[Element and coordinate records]
========================================
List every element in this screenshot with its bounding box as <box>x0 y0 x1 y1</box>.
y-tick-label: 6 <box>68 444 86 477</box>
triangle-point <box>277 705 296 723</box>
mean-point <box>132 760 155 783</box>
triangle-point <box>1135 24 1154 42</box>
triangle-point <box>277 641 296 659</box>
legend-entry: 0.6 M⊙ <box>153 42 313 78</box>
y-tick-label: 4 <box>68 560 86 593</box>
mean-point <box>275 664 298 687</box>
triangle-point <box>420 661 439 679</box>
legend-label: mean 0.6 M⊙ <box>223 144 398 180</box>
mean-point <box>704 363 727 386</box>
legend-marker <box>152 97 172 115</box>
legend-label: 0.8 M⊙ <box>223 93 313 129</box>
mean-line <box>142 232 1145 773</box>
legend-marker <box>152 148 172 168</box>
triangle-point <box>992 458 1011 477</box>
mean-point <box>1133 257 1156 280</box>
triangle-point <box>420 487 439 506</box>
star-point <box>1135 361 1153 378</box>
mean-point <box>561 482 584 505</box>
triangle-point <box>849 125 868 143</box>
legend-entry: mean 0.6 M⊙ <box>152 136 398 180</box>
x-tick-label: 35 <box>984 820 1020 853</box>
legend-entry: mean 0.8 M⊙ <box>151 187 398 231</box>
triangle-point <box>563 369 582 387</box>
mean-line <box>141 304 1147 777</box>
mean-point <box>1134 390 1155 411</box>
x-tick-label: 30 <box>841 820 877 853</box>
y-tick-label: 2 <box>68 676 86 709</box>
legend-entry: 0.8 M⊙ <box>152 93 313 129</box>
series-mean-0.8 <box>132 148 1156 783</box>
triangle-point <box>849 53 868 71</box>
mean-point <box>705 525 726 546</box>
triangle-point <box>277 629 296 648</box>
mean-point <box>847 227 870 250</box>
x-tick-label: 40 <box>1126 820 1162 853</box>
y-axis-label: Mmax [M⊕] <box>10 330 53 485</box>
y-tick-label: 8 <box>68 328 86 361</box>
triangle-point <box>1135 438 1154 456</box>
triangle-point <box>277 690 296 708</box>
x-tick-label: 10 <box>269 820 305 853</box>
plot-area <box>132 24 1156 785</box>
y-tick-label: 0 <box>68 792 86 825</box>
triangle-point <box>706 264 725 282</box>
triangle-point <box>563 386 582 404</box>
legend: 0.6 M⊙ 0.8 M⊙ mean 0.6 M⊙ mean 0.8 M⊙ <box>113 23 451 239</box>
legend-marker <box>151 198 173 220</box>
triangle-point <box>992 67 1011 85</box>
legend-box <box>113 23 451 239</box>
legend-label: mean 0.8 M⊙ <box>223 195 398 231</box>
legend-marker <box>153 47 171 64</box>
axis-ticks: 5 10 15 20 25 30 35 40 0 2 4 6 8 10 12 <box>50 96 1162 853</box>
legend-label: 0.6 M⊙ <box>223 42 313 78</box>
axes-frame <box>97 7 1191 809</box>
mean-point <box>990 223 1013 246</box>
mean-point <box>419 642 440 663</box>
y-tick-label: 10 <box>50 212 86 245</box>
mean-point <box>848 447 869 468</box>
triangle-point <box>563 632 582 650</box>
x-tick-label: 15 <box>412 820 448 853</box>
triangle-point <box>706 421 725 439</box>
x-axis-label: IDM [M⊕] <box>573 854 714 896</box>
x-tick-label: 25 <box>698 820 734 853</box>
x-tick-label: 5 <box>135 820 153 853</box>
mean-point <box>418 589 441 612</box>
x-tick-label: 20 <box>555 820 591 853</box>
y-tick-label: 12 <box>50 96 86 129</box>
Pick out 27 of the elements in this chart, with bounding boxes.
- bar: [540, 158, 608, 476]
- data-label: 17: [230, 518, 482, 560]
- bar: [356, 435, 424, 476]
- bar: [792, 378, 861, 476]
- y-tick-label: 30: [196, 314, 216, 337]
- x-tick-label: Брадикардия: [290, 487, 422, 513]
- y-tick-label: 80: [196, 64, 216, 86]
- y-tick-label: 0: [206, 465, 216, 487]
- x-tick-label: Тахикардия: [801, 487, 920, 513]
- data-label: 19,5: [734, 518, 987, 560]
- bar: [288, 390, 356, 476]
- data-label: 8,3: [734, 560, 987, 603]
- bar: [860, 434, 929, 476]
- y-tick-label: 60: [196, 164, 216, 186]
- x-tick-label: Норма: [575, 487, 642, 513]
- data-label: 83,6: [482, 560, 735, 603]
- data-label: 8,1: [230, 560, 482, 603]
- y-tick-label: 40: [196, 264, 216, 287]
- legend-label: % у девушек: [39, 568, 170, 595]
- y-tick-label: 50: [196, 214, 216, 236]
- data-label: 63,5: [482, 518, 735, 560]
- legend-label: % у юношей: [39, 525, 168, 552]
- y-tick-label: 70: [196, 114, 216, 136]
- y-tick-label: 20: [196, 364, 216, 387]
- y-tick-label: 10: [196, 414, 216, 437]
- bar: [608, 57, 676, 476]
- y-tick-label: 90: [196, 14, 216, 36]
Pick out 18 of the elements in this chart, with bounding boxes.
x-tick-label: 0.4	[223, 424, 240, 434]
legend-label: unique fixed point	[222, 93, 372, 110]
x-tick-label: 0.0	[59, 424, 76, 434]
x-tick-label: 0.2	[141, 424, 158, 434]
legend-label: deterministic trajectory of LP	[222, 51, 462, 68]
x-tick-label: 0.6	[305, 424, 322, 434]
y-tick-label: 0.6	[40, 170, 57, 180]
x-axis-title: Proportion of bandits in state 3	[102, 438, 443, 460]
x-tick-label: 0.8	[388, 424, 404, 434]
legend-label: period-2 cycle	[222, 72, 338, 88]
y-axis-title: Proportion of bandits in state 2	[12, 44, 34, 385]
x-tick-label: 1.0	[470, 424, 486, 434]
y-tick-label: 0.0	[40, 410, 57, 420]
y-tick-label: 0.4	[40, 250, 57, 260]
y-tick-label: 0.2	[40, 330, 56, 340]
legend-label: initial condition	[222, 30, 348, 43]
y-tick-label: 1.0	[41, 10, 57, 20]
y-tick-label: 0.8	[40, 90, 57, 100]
========================================
**GIVEN INSTRUCTION:** Copy out every line of the material above word for word, with no changes.

**EXERCISE RESPONSE:**
List every element in this screenshot with its bounding box as <box>x0 y0 x1 y1</box>.
y-tick-label: 6 <box>68 444 86 477</box>
triangle-point <box>277 705 296 723</box>
mean-point <box>132 760 155 783</box>
triangle-point <box>1135 24 1154 42</box>
triangle-point <box>277 641 296 659</box>
legend-entry: 0.6 M⊙ <box>153 42 313 78</box>
y-tick-label: 4 <box>68 560 86 593</box>
mean-point <box>275 664 298 687</box>
triangle-point <box>420 661 439 679</box>
legend-label: mean 0.6 M⊙ <box>223 144 398 180</box>
mean-point <box>704 363 727 386</box>
legend-marker <box>152 97 172 115</box>
legend-label: 0.8 M⊙ <box>223 93 313 129</box>
mean-line <box>142 232 1145 773</box>
legend-marker <box>152 148 172 168</box>
triangle-point <box>992 458 1011 477</box>
mean-point <box>1133 257 1156 280</box>
triangle-point <box>420 487 439 506</box>
star-point <box>1135 361 1153 378</box>
mean-point <box>561 482 584 505</box>
triangle-point <box>849 125 868 143</box>
legend-entry: mean 0.6 M⊙ <box>152 136 398 180</box>
x-tick-label: 35 <box>984 820 1020 853</box>
legend-entry: mean 0.8 M⊙ <box>151 187 398 231</box>
triangle-point <box>563 369 582 387</box>
mean-line <box>141 304 1147 777</box>
mean-point <box>1134 390 1155 411</box>
x-tick-label: 30 <box>841 820 877 853</box>
y-tick-label: 2 <box>68 676 86 709</box>
legend-entry: 0.8 M⊙ <box>152 93 313 129</box>
series-mean-0.8 <box>132 148 1156 783</box>
triangle-point <box>849 53 868 71</box>
mean-point <box>705 525 726 546</box>
triangle-point <box>277 629 296 648</box>
mean-point <box>847 227 870 250</box>
x-tick-label: 40 <box>1126 820 1162 853</box>
y-axis-label: Mmax [M⊕] <box>10 330 53 485</box>
y-tick-label: 8 <box>68 328 86 361</box>
triangle-point <box>1135 438 1154 456</box>
triangle-point <box>277 690 296 708</box>
x-tick-label: 10 <box>269 820 305 853</box>
plot-area <box>132 24 1156 785</box>
y-tick-label: 0 <box>68 792 86 825</box>
triangle-point <box>706 264 725 282</box>
triangle-point <box>563 386 582 404</box>
legend: 0.6 M⊙ 0.8 M⊙ mean 0.6 M⊙ mean 0.8 M⊙ <box>113 23 451 239</box>
legend-marker <box>151 198 173 220</box>
triangle-point <box>992 67 1011 85</box>
legend-box <box>113 23 451 239</box>
legend-label: mean 0.8 M⊙ <box>223 195 398 231</box>
legend-marker <box>153 47 171 64</box>
axis-ticks: 5 10 15 20 25 30 35 40 0 2 4 6 8 10 12 <box>50 96 1162 853</box>
legend-label: 0.6 M⊙ <box>223 42 313 78</box>
axes-frame <box>97 7 1191 809</box>
mean-point <box>990 223 1013 246</box>
mean-point <box>419 642 440 663</box>
y-tick-label: 10 <box>50 212 86 245</box>
mean-point <box>848 447 869 468</box>
triangle-point <box>563 632 582 650</box>
x-tick-label: 15 <box>412 820 448 853</box>
triangle-point <box>706 421 725 439</box>
x-axis-label: IDM [M⊕] <box>573 854 714 896</box>
x-tick-label: 25 <box>698 820 734 853</box>
x-tick-label: 5 <box>135 820 153 853</box>
mean-point <box>418 589 441 612</box>
x-tick-label: 20 <box>555 820 591 853</box>
y-tick-label: 12 <box>50 96 86 129</box>
Pick out 27 of the elements in this chart, with bounding boxes.
- bar: [540, 158, 608, 476]
- data-label: 17: [230, 518, 482, 560]
- bar: [356, 435, 424, 476]
- bar: [792, 378, 861, 476]
- y-tick-label: 30: [196, 314, 216, 337]
- x-tick-label: Брадикардия: [290, 487, 422, 513]
- y-tick-label: 80: [196, 64, 216, 86]
- y-tick-label: 0: [206, 465, 216, 487]
- x-tick-label: Тахикардия: [801, 487, 920, 513]
- data-label: 19,5: [734, 518, 987, 560]
- bar: [288, 390, 356, 476]
- data-label: 8,3: [734, 560, 987, 603]
- bar: [860, 434, 929, 476]
- y-tick-label: 60: [196, 164, 216, 186]
- x-tick-label: Норма: [575, 487, 642, 513]
- data-label: 83,6: [482, 560, 735, 603]
- data-label: 8,1: [230, 560, 482, 603]
- y-tick-label: 40: [196, 264, 216, 287]
- legend-label: % у девушек: [39, 568, 170, 595]
- y-tick-label: 50: [196, 214, 216, 236]
- data-label: 63,5: [482, 518, 735, 560]
- legend-label: % у юношей: [39, 525, 168, 552]
- y-tick-label: 70: [196, 114, 216, 136]
- y-tick-label: 20: [196, 364, 216, 387]
- y-tick-label: 10: [196, 414, 216, 437]
- bar: [608, 57, 676, 476]
- y-tick-label: 90: [196, 14, 216, 36]
Pick out 18 of the elements in this chart, with bounding boxes.
x-tick-label: 0.4	[223, 424, 240, 434]
legend-label: unique fixed point	[222, 93, 372, 110]
x-tick-label: 0.0	[59, 424, 76, 434]
x-tick-label: 0.2	[141, 424, 158, 434]
legend-label: deterministic trajectory of LP	[222, 51, 462, 68]
x-tick-label: 0.6	[305, 424, 322, 434]
y-tick-label: 0.6	[40, 170, 57, 180]
x-axis-title: Proportion of bandits in state 3	[102, 438, 443, 460]
x-tick-label: 0.8	[388, 424, 404, 434]
legend-label: period-2 cycle	[222, 72, 338, 88]
y-axis-title: Proportion of bandits in state 2	[12, 44, 34, 385]
x-tick-label: 1.0	[470, 424, 486, 434]
y-tick-label: 0.0	[40, 410, 57, 420]
y-tick-label: 0.4	[40, 250, 57, 260]
y-tick-label: 0.2	[40, 330, 56, 340]
legend-label: initial condition	[222, 30, 348, 43]
y-tick-label: 1.0	[41, 10, 57, 20]
y-tick-label: 0.8	[40, 90, 57, 100]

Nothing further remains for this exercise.